Task material:
════
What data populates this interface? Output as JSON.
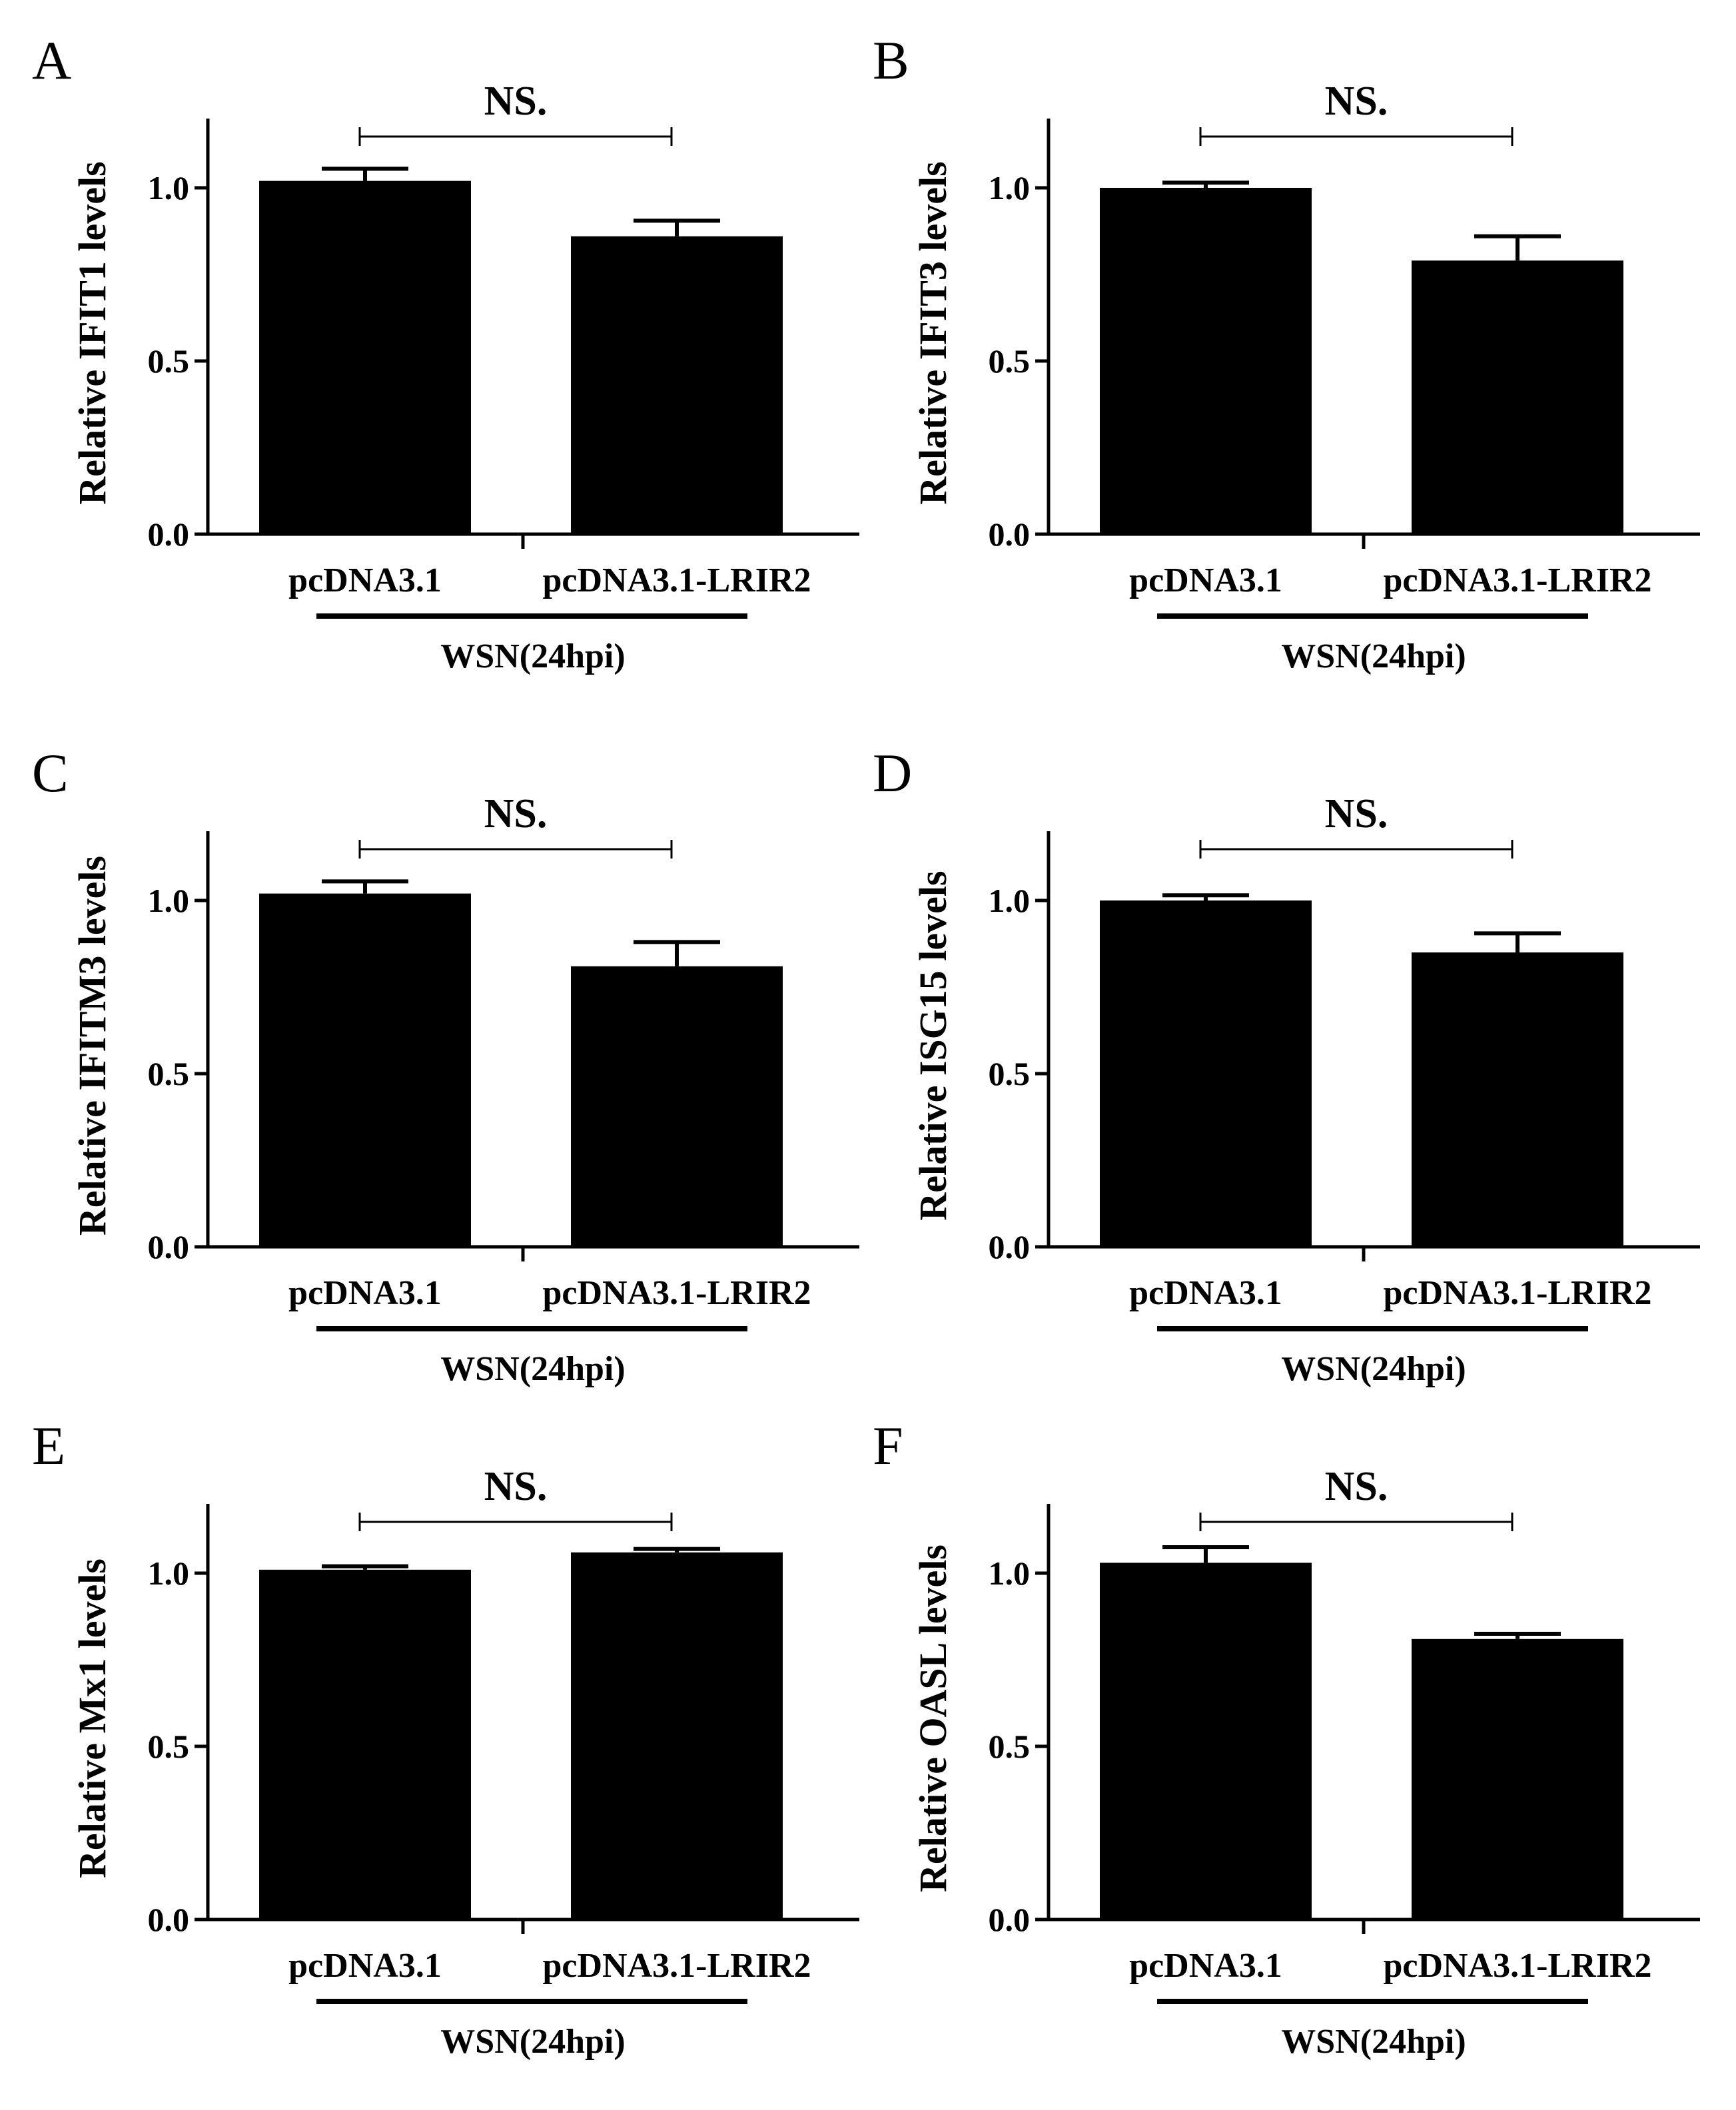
{
  "chart_data": [
    {
      "panel": "A",
      "type": "bar",
      "title": "NS.",
      "ylabel": "Relative IFIT1 levels",
      "categories": [
        "pcDNA3.1",
        "pcDNA3.1-LRIR2"
      ],
      "values": [
        1.02,
        0.86
      ],
      "errors": [
        0.035,
        0.045
      ],
      "group_label": "WSN(24hpi)",
      "ylim": [
        0,
        1.2
      ],
      "yticks": [
        "0.0",
        "0.5",
        "1.0"
      ]
    },
    {
      "panel": "B",
      "type": "bar",
      "title": "NS.",
      "ylabel": "Relative IFIT3 levels",
      "categories": [
        "pcDNA3.1",
        "pcDNA3.1-LRIR2"
      ],
      "values": [
        1.0,
        0.79
      ],
      "errors": [
        0.015,
        0.07
      ],
      "group_label": "WSN(24hpi)",
      "ylim": [
        0,
        1.2
      ],
      "yticks": [
        "0.0",
        "0.5",
        "1.0"
      ]
    },
    {
      "panel": "C",
      "type": "bar",
      "title": "NS.",
      "ylabel": "Relative IFITM3 levels",
      "categories": [
        "pcDNA3.1",
        "pcDNA3.1-LRIR2"
      ],
      "values": [
        1.02,
        0.81
      ],
      "errors": [
        0.035,
        0.07
      ],
      "group_label": "WSN(24hpi)",
      "ylim": [
        0,
        1.2
      ],
      "yticks": [
        "0.0",
        "0.5",
        "1.0"
      ]
    },
    {
      "panel": "D",
      "type": "bar",
      "title": "NS.",
      "ylabel": "Relative ISG15 levels",
      "categories": [
        "pcDNA3.1",
        "pcDNA3.1-LRIR2"
      ],
      "values": [
        1.0,
        0.85
      ],
      "errors": [
        0.015,
        0.055
      ],
      "group_label": "WSN(24hpi)",
      "ylim": [
        0,
        1.2
      ],
      "yticks": [
        "0.0",
        "0.5",
        "1.0"
      ]
    },
    {
      "panel": "E",
      "type": "bar",
      "title": "NS.",
      "ylabel": "Relative Mx1 levels",
      "categories": [
        "pcDNA3.1",
        "pcDNA3.1-LRIR2"
      ],
      "values": [
        1.01,
        1.06
      ],
      "errors": [
        0.01,
        0.01
      ],
      "group_label": "WSN(24hpi)",
      "ylim": [
        0,
        1.2
      ],
      "yticks": [
        "0.0",
        "0.5",
        "1.0"
      ]
    },
    {
      "panel": "F",
      "type": "bar",
      "title": "NS.",
      "ylabel": "Relative OASL levels",
      "categories": [
        "pcDNA3.1",
        "pcDNA3.1-LRIR2"
      ],
      "values": [
        1.03,
        0.81
      ],
      "errors": [
        0.045,
        0.015
      ],
      "group_label": "WSN(24hpi)",
      "ylim": [
        0,
        1.2
      ],
      "yticks": [
        "0.0",
        "0.5",
        "1.0"
      ]
    }
  ],
  "colors": {
    "bar": "#000000",
    "axis": "#000000",
    "background": "#ffffff"
  }
}
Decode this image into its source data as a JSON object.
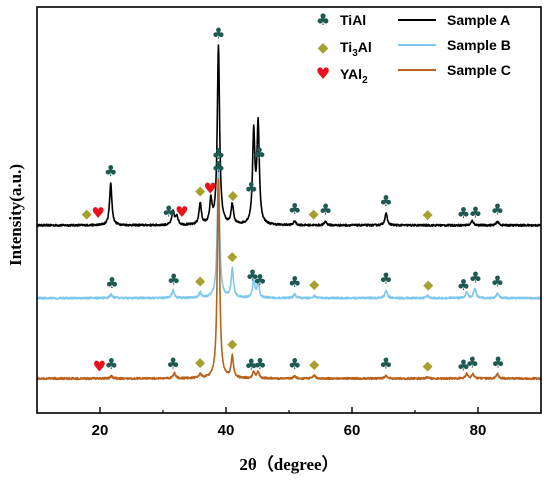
════
What the exercise asks: Where a line of the records above holds the word "JSON", copy that line.

Task result:
What data populates this interface? Output as JSON.
Decode this image into its source data as a JSON object.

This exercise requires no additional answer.